(THE TASK) Copy every line from the data below in which the string "screenshot" can be found.
+---+
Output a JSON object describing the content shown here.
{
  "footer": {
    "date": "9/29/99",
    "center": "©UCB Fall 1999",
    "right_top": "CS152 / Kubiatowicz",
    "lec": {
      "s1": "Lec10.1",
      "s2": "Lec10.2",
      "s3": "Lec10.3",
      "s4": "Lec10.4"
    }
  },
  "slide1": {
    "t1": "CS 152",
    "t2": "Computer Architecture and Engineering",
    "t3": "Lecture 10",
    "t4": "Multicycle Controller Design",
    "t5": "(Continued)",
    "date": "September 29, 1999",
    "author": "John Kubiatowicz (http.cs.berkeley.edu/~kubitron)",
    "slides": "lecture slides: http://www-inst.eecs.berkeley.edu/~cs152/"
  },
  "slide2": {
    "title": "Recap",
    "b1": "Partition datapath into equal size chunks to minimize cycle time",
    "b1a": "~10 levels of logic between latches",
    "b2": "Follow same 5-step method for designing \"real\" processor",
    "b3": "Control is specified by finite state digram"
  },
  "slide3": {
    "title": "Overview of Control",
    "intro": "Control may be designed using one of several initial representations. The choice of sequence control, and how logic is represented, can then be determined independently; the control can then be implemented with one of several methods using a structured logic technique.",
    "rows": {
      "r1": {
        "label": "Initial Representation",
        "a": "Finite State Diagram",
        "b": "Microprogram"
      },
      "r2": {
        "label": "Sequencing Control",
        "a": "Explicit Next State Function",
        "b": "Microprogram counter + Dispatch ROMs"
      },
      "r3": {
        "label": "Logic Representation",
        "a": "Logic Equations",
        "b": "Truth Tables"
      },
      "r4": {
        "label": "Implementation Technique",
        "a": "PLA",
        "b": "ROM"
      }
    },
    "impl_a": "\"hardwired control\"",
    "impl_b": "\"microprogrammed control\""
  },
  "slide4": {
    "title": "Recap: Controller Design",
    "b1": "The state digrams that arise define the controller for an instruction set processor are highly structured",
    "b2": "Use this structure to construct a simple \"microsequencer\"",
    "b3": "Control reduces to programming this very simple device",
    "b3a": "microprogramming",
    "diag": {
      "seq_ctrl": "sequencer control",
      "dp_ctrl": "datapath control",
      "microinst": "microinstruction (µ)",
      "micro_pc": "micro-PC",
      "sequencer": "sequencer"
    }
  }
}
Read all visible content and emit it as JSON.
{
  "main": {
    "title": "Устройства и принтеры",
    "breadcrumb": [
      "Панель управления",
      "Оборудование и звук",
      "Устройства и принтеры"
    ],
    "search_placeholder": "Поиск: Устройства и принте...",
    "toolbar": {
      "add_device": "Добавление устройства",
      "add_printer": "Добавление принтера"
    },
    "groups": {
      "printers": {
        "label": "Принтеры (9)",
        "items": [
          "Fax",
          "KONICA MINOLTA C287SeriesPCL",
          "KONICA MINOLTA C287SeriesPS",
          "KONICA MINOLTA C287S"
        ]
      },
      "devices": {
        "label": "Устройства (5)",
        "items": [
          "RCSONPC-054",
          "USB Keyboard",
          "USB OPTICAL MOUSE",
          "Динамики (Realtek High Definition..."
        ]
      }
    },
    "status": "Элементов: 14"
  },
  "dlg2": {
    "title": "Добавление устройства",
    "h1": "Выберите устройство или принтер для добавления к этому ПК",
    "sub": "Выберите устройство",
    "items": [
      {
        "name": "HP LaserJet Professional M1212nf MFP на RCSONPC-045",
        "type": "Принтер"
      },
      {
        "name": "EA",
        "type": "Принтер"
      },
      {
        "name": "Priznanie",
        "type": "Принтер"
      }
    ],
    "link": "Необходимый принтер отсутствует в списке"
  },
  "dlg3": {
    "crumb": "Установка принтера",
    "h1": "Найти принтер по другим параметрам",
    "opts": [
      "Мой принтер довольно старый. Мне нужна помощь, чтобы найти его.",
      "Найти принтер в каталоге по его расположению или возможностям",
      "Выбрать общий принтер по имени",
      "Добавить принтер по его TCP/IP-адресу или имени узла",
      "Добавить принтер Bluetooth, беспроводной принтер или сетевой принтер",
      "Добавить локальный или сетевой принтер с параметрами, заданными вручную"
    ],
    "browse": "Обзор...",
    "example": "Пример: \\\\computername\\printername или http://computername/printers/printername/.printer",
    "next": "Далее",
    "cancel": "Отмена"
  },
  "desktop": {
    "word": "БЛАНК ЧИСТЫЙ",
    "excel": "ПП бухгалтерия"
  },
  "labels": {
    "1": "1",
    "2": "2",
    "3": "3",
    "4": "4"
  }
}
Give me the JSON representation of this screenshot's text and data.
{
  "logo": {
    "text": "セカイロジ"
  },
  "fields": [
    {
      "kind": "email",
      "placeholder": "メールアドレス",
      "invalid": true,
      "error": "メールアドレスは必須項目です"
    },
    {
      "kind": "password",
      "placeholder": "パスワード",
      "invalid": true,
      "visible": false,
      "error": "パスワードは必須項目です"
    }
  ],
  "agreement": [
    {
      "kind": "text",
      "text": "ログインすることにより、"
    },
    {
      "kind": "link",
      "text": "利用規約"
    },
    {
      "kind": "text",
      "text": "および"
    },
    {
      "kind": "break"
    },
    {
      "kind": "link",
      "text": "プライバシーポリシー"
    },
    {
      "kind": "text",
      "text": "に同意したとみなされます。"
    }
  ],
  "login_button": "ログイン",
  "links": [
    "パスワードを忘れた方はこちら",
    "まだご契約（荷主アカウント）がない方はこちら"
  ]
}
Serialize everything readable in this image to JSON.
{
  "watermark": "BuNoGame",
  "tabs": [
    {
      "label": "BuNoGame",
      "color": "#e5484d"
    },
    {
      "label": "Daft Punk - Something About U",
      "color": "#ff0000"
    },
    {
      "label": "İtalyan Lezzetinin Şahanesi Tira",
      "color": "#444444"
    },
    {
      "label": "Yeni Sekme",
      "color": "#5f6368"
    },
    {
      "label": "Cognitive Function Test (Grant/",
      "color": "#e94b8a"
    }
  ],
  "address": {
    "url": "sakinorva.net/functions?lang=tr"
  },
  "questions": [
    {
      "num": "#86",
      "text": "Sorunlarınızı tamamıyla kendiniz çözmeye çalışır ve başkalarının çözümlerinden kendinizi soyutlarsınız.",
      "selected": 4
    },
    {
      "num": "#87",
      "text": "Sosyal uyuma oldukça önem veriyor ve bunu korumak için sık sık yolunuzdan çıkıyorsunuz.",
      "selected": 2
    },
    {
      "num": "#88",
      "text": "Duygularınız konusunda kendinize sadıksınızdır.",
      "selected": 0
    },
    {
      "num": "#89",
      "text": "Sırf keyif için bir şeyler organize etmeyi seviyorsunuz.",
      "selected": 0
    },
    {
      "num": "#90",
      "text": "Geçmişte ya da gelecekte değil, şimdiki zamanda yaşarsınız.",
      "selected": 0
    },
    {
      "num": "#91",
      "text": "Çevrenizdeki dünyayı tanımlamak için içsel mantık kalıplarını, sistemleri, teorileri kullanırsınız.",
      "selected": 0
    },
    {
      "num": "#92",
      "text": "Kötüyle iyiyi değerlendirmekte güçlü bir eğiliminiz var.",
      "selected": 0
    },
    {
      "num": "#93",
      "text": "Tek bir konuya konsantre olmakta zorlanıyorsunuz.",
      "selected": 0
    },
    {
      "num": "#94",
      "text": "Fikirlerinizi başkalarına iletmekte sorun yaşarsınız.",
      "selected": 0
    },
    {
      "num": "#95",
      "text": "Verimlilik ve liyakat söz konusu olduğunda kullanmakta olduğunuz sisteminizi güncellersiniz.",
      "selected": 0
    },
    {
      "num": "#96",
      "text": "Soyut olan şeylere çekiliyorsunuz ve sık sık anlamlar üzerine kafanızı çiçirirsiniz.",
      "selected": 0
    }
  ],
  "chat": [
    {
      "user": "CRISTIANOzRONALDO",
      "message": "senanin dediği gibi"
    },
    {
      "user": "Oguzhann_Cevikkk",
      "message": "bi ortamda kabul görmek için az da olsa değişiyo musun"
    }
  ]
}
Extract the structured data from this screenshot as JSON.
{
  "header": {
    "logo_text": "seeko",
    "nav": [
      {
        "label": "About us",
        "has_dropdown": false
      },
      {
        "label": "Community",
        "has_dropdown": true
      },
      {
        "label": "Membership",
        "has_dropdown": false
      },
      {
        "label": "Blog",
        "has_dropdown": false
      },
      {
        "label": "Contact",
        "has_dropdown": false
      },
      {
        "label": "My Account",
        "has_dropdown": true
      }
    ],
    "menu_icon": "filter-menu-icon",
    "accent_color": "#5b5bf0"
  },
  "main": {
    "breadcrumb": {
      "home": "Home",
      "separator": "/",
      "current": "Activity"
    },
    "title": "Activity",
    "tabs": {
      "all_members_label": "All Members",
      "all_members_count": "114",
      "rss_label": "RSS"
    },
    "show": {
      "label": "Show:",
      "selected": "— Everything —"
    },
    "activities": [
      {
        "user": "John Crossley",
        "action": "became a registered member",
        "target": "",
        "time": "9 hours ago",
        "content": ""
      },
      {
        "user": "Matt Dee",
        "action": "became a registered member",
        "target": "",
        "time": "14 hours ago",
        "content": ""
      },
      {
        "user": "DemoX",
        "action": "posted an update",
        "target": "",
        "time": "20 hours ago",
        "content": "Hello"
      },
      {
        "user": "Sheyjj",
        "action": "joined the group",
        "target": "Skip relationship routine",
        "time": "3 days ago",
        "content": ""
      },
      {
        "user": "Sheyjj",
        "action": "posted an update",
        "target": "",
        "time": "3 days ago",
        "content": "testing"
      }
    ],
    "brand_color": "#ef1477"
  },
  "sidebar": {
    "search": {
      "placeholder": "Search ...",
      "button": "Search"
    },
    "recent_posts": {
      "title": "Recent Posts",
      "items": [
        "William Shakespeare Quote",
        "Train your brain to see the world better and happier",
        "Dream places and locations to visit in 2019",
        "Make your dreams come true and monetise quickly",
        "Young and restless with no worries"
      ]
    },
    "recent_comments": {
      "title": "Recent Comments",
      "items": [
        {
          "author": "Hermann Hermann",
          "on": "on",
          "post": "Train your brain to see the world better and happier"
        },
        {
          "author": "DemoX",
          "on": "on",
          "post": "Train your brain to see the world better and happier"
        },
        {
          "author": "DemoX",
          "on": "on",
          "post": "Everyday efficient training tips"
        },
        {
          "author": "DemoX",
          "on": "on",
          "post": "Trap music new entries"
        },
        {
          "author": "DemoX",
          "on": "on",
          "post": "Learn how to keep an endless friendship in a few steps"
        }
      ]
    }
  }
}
+---+
(EXPECTED ANSWER)
Give me the JSON representation of this screenshot's text and data.
Extract the structured data from this screenshot as JSON.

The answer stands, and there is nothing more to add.